• [Stated exercise]
Give back the full material, exactly as it reads.

-------- Dataset content

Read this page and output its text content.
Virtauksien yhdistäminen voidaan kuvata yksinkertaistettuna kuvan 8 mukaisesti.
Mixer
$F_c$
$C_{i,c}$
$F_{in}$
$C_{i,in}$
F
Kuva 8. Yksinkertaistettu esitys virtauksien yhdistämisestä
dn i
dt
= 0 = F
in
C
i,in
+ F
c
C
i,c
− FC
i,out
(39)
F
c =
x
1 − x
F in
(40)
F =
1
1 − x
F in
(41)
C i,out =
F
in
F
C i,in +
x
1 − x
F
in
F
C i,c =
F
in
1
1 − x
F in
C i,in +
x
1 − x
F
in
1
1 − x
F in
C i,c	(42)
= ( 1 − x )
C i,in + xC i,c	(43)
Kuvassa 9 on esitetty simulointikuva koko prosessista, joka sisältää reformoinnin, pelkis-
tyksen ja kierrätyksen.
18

----------------

• [Response to the task]
Read this page and output its text content.
Virtauksien yhdistäminen voidaan kuvata yksinkertaistettuna kuvan 8 mukaisesti.
Mixer
$F_c$
$C_{i,c}$
$F_{in}$
$C_{i,in}$
F
Kuva 8. Yksinkertaistettu esitys virtauksien yhdistämisestä
dn i
dt
= 0 = F
in
C
i,in
+ F
c
C
i,c
− FC
i,out
(39)
F
c =
x
1 − x
F in
(40)
F =
1
1 − x
F in
(41)
C i,out =
F
in
F
C i,in +
x
1 − x
F
in
F
C i,c =
F
in
1
1 − x
F in
C i,in +
x
1 − x
F
in
1
1 − x
F in
C i,c	(42)
= ( 1 − x )
C i,in + xC i,c	(43)
Kuvassa 9 on esitetty simulointikuva koko prosessista, joka sisältää reformoinnin, pelkis-
tyksen ja kierrätyksen.
18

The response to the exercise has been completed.